## Entries provided

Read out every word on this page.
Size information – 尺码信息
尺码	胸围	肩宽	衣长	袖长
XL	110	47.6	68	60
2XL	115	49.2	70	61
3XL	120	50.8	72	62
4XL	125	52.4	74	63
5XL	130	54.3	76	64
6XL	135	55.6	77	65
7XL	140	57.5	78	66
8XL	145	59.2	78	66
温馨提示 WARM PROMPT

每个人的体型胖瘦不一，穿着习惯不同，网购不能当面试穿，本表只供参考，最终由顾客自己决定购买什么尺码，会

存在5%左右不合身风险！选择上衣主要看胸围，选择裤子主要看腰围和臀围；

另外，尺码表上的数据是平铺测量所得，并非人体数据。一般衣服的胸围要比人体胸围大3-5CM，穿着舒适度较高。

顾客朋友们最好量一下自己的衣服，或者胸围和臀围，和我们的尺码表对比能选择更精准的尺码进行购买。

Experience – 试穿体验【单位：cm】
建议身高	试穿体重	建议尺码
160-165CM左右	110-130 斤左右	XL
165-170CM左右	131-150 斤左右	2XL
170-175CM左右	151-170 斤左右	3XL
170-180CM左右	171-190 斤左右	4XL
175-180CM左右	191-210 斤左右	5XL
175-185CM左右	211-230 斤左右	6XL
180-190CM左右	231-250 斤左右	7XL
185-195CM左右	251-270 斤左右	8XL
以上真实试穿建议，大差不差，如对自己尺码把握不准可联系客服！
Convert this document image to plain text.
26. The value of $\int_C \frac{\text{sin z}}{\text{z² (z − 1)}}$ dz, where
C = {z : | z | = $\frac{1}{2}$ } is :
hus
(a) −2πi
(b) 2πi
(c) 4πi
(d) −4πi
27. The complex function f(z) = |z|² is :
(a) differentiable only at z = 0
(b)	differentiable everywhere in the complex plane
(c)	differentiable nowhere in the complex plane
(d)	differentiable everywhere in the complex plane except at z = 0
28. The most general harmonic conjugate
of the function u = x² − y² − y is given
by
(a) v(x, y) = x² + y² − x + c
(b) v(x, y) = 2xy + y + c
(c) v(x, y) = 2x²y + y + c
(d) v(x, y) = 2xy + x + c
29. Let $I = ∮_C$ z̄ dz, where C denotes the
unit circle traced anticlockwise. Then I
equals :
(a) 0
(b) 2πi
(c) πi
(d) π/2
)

## Task
Repeat the data above exactly.

## The answer
Read out every word on this page.
Size information – 尺码信息
尺码	胸围	肩宽	衣长	袖长
XL	110	47.6	68	60
2XL	115	49.2	70	61
3XL	120	50.8	72	62
4XL	125	52.4	74	63
5XL	130	54.3	76	64
6XL	135	55.6	77	65
7XL	140	57.5	78	66
8XL	145	59.2	78	66
温馨提示 WARM PROMPT

每个人的体型胖瘦不一，穿着习惯不同，网购不能当面试穿，本表只供参考，最终由顾客自己决定购买什么尺码，会

存在5%左右不合身风险！选择上衣主要看胸围，选择裤子主要看腰围和臀围；

另外，尺码表上的数据是平铺测量所得，并非人体数据。一般衣服的胸围要比人体胸围大3-5CM，穿着舒适度较高。

顾客朋友们最好量一下自己的衣服，或者胸围和臀围，和我们的尺码表对比能选择更精准的尺码进行购买。

Experience – 试穿体验【单位：cm】
建议身高	试穿体重	建议尺码
160-165CM左右	110-130 斤左右	XL
165-170CM左右	131-150 斤左右	2XL
170-175CM左右	151-170 斤左右	3XL
170-180CM左右	171-190 斤左右	4XL
175-180CM左右	191-210 斤左右	5XL
175-185CM左右	211-230 斤左右	6XL
180-190CM左右	231-250 斤左右	7XL
185-195CM左右	251-270 斤左右	8XL
以上真实试穿建议，大差不差，如对自己尺码把握不准可联系客服！
Convert this document image to plain text.
26. The value of $\int_C \frac{\text{sin z}}{\text{z² (z − 1)}}$ dz, where
C = {z : | z | = $\frac{1}{2}$ } is :
hus
(a) −2πi
(b) 2πi
(c) 4πi
(d) −4πi
27. The complex function f(z) = |z|² is :
(a) differentiable only at z = 0
(b)	differentiable everywhere in the complex plane
(c)	differentiable nowhere in the complex plane
(d)	differentiable everywhere in the complex plane except at z = 0
28. The most general harmonic conjugate
of the function u = x² − y² − y is given
by
(a) v(x, y) = x² + y² − x + c
(b) v(x, y) = 2xy + y + c
(c) v(x, y) = 2x²y + y + c
(d) v(x, y) = 2xy + x + c
29. Let $I = ∮_C$ z̄ dz, where C denotes the
unit circle traced anticlockwise. Then I
equals :
(a) 0
(b) 2πi
(c) πi
(d) π/2
)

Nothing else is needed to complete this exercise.